▸ **THE TASK**:
Return all the lines below exactly as written. Drop every picture.

▸ **DATASET CONTENT**:
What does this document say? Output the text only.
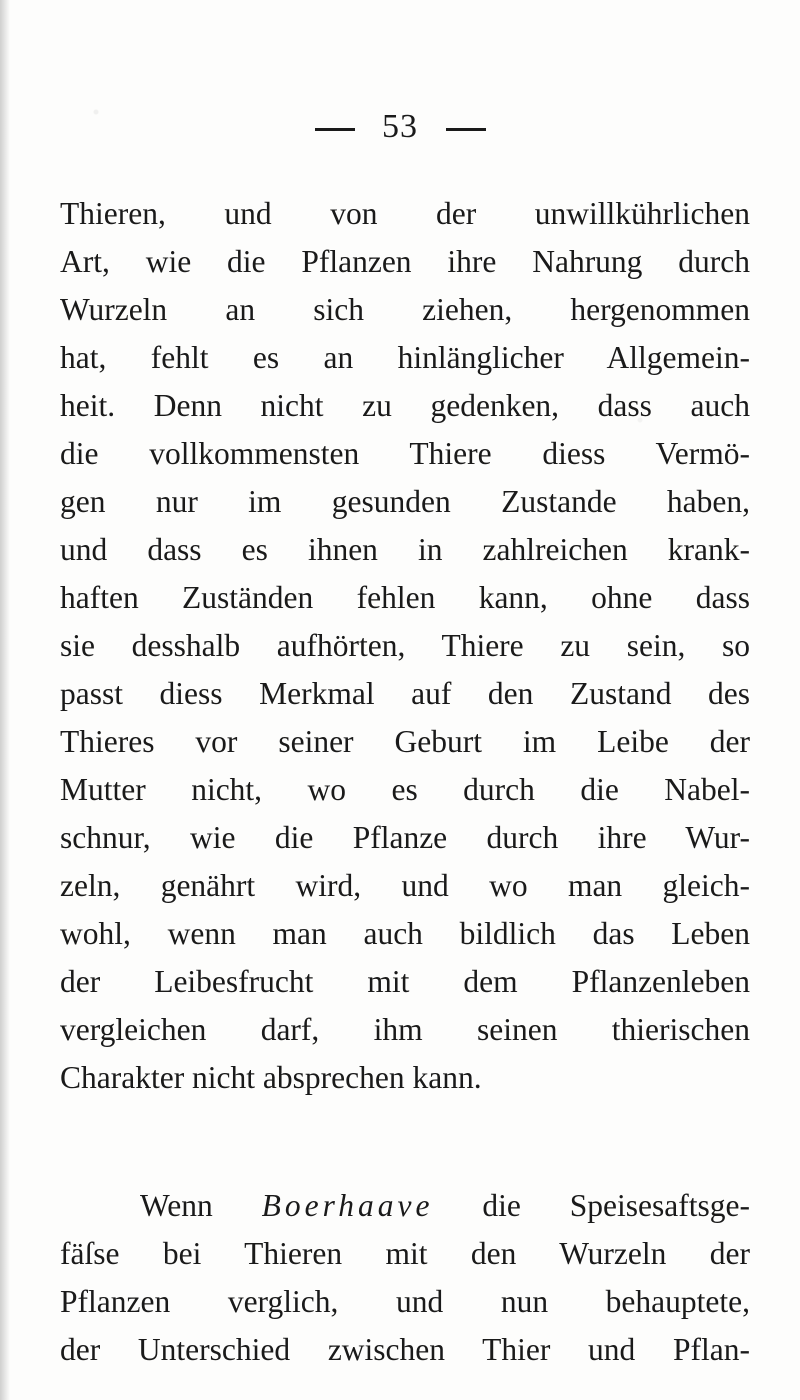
53
Thieren, und von der unwillkührlichen
Art, wie die Pflanzen ihre Nahrung durch
Wurzeln an sich ziehen, hergenommen
hat, fehlt es an hinlänglicher Allgemein-
heit. Denn nicht zu gedenken, dass auch
die vollkommensten Thiere diess Vermö-
gen nur im gesunden Zustande haben,
und dass es ihnen in zahlreichen krank-
haften Zuständen fehlen kann, ohne dass
sie desshalb aufhörten, Thiere zu sein, so
passt diess Merkmal auf den Zustand des
Thieres vor seiner Geburt im Leibe der
Mutter nicht, wo es durch die Nabel-
schnur, wie die Pflanze durch ihre Wur-
zeln, genährt wird, und wo man gleich-
wohl, wenn man auch bildlich das Leben
der Leibesfrucht mit dem Pflanzenleben
vergleichen darf, ihm seinen thierischen
Charakter nicht absprechen kann.
Wenn Boerhaave die Speisesaftsge-
fäſse bei Thieren mit den Wurzeln der
Pflanzen verglich, und nun behauptete,
der Unterschied zwischen Thier und Pflan-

▸ **TASK RESPONSE**:
What does this document say? Output the text only.
53
Thieren, und von der unwillkührlichen
Art, wie die Pflanzen ihre Nahrung durch
Wurzeln an sich ziehen, hergenommen
hat, fehlt es an hinlänglicher Allgemein-
heit. Denn nicht zu gedenken, dass auch
die vollkommensten Thiere diess Vermö-
gen nur im gesunden Zustande haben,
und dass es ihnen in zahlreichen krank-
haften Zuständen fehlen kann, ohne dass
sie desshalb aufhörten, Thiere zu sein, so
passt diess Merkmal auf den Zustand des
Thieres vor seiner Geburt im Leibe der
Mutter nicht, wo es durch die Nabel-
schnur, wie die Pflanze durch ihre Wur-
zeln, genährt wird, und wo man gleich-
wohl, wenn man auch bildlich das Leben
der Leibesfrucht mit dem Pflanzenleben
vergleichen darf, ihm seinen thierischen
Charakter nicht absprechen kann.
Wenn Boerhaave die Speisesaftsge-
fäſse bei Thieren mit den Wurzeln der
Pflanzen verglich, und nun behauptete,
der Unterschied zwischen Thier und Pflan-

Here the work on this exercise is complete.